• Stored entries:
□ □ □

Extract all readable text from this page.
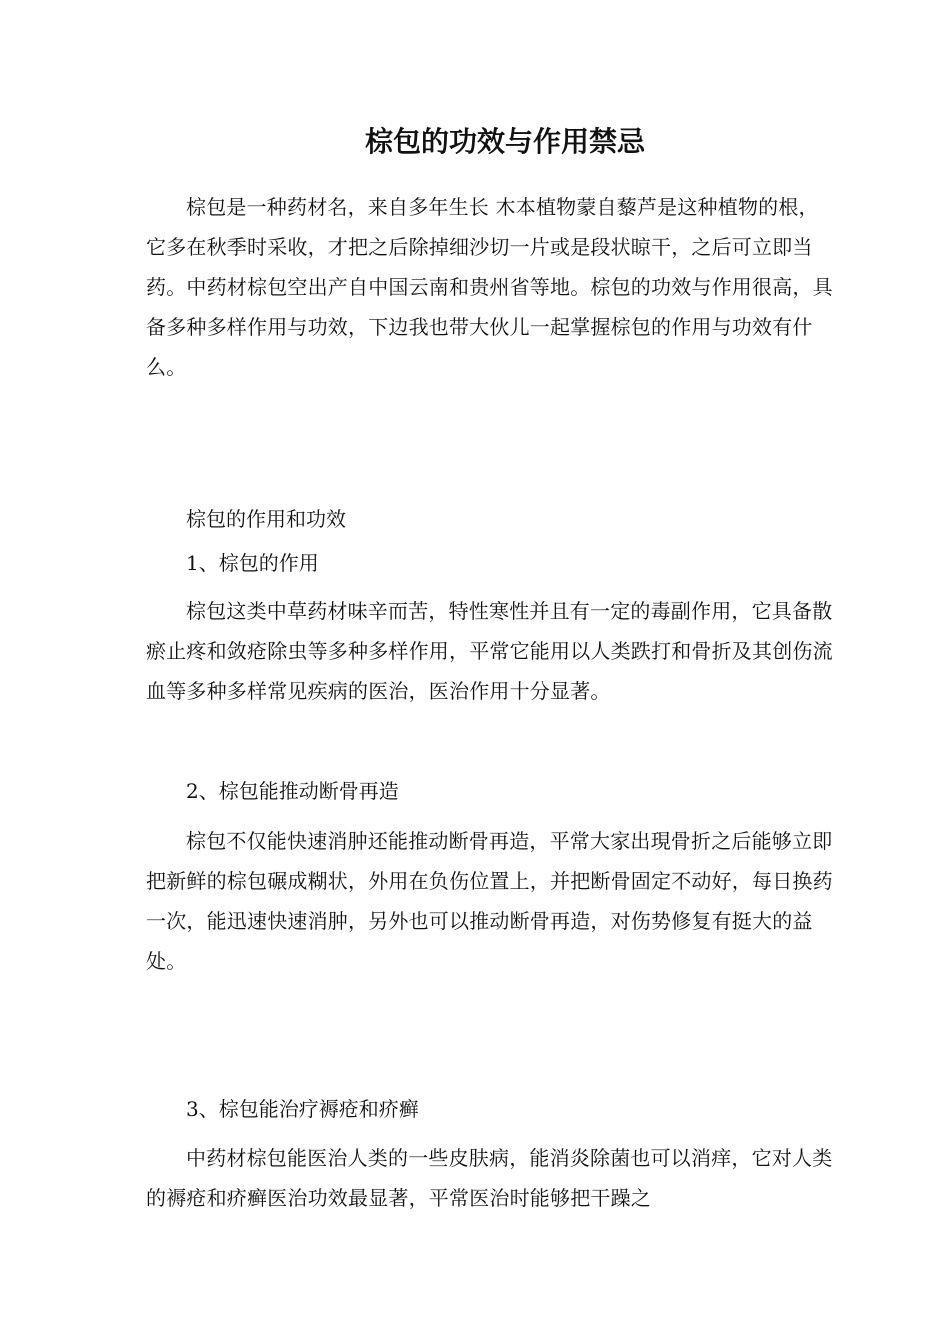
棕包的功效与作用禁忌

棕包是一种药材名，来自多年生长 木本植物蒙自藜芦是这种植物的根，它多在秋季时采收，才把之后除掉细沙切一片或是段状晾干，之后可立即当药。中药材棕包空出产自中国云南和贵州省等地。棕包的功效与作用很高，具备多种多样作用与功效，下边我也带大伙儿一起掌握棕包的作用与功效有什么。

棕包的作用和功效

1、棕包的作用

棕包这类中草药材味辛而苦，特性寒性并且有一定的毒副作用，它具备散瘀止疼和敛疮除虫等多种多样作用，平常它能用以人类跌打和骨折及其创伤流血等多种多样常见疾病的医治，医治作用十分显著。

2、棕包能推动断骨再造

棕包不仅能快速消肿还能推动断骨再造，平常大家出現骨折之后能够立即把新鲜的棕包碾成糊状，外用在负伤位置上，并把断骨固定不动好，每日换药一次，能迅速快速消肿，另外也可以推动断骨再造，对伤势修复有挺大的益处。

3、棕包能治疗褥疮和疥癣

中药材棕包能医治人类的一些皮肤病，能消炎除菌也可以消痒，它对人类的褥疮和疥癣医治功效最显著，平常医治时能够把干躁之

□ □ □

• TASK TO COMPLETE: Using the data above, print every line exactly, omitting pictures.

• EXERCISE SOLUTION:
Extract all readable text from this page.
棕包的功效与作用禁忌

棕包是一种药材名，来自多年生长 木本植物蒙自藜芦是这种植物的根，它多在秋季时采收，才把之后除掉细沙切一片或是段状晾干，之后可立即当药。中药材棕包空出产自中国云南和贵州省等地。棕包的功效与作用很高，具备多种多样作用与功效，下边我也带大伙儿一起掌握棕包的作用与功效有什么。

棕包的作用和功效

1、棕包的作用

棕包这类中草药材味辛而苦，特性寒性并且有一定的毒副作用，它具备散瘀止疼和敛疮除虫等多种多样作用，平常它能用以人类跌打和骨折及其创伤流血等多种多样常见疾病的医治，医治作用十分显著。

2、棕包能推动断骨再造

棕包不仅能快速消肿还能推动断骨再造，平常大家出現骨折之后能够立即把新鲜的棕包碾成糊状，外用在负伤位置上，并把断骨固定不动好，每日换药一次，能迅速快速消肿，另外也可以推动断骨再造，对伤势修复有挺大的益处。

3、棕包能治疗褥疮和疥癣

中药材棕包能医治人类的一些皮肤病，能消炎除菌也可以消痒，它对人类的褥疮和疥癣医治功效最显著，平常医治时能够把干躁之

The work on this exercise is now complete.